■ **What you will do**: Reproduce the data in full, exactly.

*** Block opens ***

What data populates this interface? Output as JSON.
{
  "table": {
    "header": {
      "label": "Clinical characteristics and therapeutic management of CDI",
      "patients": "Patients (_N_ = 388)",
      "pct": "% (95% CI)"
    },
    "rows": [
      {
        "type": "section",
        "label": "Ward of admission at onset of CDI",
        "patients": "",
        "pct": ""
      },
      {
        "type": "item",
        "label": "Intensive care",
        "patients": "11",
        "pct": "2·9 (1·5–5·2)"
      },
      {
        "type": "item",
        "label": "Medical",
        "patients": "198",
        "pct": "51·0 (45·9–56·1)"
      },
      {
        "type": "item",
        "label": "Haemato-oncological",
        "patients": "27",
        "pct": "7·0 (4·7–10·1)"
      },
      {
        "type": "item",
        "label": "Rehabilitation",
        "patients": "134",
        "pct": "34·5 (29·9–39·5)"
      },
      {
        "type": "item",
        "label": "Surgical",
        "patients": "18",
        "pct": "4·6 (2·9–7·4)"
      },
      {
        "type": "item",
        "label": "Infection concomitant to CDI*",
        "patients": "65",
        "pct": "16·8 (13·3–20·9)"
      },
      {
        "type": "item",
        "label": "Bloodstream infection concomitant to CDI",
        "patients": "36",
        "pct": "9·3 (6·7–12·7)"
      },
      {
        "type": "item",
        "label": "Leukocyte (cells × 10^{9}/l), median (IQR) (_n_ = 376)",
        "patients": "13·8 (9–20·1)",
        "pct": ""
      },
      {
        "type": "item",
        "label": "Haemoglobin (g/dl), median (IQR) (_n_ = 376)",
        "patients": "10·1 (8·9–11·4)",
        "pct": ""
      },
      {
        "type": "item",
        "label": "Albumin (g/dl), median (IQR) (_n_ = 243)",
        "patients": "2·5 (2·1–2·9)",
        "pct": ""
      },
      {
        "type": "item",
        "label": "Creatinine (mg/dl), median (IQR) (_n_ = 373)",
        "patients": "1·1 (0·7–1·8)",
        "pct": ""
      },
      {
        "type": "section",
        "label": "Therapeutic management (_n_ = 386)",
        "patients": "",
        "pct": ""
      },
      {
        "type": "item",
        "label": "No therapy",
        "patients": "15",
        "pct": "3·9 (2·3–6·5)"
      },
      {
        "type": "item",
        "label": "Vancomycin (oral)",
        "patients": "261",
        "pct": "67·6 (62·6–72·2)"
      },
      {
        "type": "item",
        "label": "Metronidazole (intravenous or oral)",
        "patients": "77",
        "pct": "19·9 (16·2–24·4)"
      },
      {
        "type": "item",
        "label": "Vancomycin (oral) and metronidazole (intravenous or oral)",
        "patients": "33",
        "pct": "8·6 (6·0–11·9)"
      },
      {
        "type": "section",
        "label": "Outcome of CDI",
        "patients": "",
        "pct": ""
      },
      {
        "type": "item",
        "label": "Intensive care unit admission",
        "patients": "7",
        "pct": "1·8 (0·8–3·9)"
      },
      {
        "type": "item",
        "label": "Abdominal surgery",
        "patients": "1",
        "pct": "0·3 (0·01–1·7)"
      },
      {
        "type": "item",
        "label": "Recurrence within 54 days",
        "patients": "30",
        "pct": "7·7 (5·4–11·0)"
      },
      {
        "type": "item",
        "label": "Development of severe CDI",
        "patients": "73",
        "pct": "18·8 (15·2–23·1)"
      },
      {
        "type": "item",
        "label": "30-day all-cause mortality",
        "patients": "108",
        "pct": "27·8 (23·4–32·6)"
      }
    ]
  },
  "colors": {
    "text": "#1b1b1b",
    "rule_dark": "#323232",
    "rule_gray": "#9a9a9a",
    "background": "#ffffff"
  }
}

*** Block closes ***

■ **Solution to this exercise**:
What data populates this interface? Output as JSON.
{
  "table": {
    "header": {
      "label": "Clinical characteristics and therapeutic management of CDI",
      "patients": "Patients (_N_ = 388)",
      "pct": "% (95% CI)"
    },
    "rows": [
      {
        "type": "section",
        "label": "Ward of admission at onset of CDI",
        "patients": "",
        "pct": ""
      },
      {
        "type": "item",
        "label": "Intensive care",
        "patients": "11",
        "pct": "2·9 (1·5–5·2)"
      },
      {
        "type": "item",
        "label": "Medical",
        "patients": "198",
        "pct": "51·0 (45·9–56·1)"
      },
      {
        "type": "item",
        "label": "Haemato-oncological",
        "patients": "27",
        "pct": "7·0 (4·7–10·1)"
      },
      {
        "type": "item",
        "label": "Rehabilitation",
        "patients": "134",
        "pct": "34·5 (29·9–39·5)"
      },
      {
        "type": "item",
        "label": "Surgical",
        "patients": "18",
        "pct": "4·6 (2·9–7·4)"
      },
      {
        "type": "item",
        "label": "Infection concomitant to CDI*",
        "patients": "65",
        "pct": "16·8 (13·3–20·9)"
      },
      {
        "type": "item",
        "label": "Bloodstream infection concomitant to CDI",
        "patients": "36",
        "pct": "9·3 (6·7–12·7)"
      },
      {
        "type": "item",
        "label": "Leukocyte (cells × 10^{9}/l), median (IQR) (_n_ = 376)",
        "patients": "13·8 (9–20·1)",
        "pct": ""
      },
      {
        "type": "item",
        "label": "Haemoglobin (g/dl), median (IQR) (_n_ = 376)",
        "patients": "10·1 (8·9–11·4)",
        "pct": ""
      },
      {
        "type": "item",
        "label": "Albumin (g/dl), median (IQR) (_n_ = 243)",
        "patients": "2·5 (2·1–2·9)",
        "pct": ""
      },
      {
        "type": "item",
        "label": "Creatinine (mg/dl), median (IQR) (_n_ = 373)",
        "patients": "1·1 (0·7–1·8)",
        "pct": ""
      },
      {
        "type": "section",
        "label": "Therapeutic management (_n_ = 386)",
        "patients": "",
        "pct": ""
      },
      {
        "type": "item",
        "label": "No therapy",
        "patients": "15",
        "pct": "3·9 (2·3–6·5)"
      },
      {
        "type": "item",
        "label": "Vancomycin (oral)",
        "patients": "261",
        "pct": "67·6 (62·6–72·2)"
      },
      {
        "type": "item",
        "label": "Metronidazole (intravenous or oral)",
        "patients": "77",
        "pct": "19·9 (16·2–24·4)"
      },
      {
        "type": "item",
        "label": "Vancomycin (oral) and metronidazole (intravenous or oral)",
        "patients": "33",
        "pct": "8·6 (6·0–11·9)"
      },
      {
        "type": "section",
        "label": "Outcome of CDI",
        "patients": "",
        "pct": ""
      },
      {
        "type": "item",
        "label": "Intensive care unit admission",
        "patients": "7",
        "pct": "1·8 (0·8–3·9)"
      },
      {
        "type": "item",
        "label": "Abdominal surgery",
        "patients": "1",
        "pct": "0·3 (0·01–1·7)"
      },
      {
        "type": "item",
        "label": "Recurrence within 54 days",
        "patients": "30",
        "pct": "7·7 (5·4–11·0)"
      },
      {
        "type": "item",
        "label": "Development of severe CDI",
        "patients": "73",
        "pct": "18·8 (15·2–23·1)"
      },
      {
        "type": "item",
        "label": "30-day all-cause mortality",
        "patients": "108",
        "pct": "27·8 (23·4–32·6)"
      }
    ]
  },
  "colors": {
    "text": "#1b1b1b",
    "rule_dark": "#323232",
    "rule_gray": "#9a9a9a",
    "background": "#ffffff"
  }
}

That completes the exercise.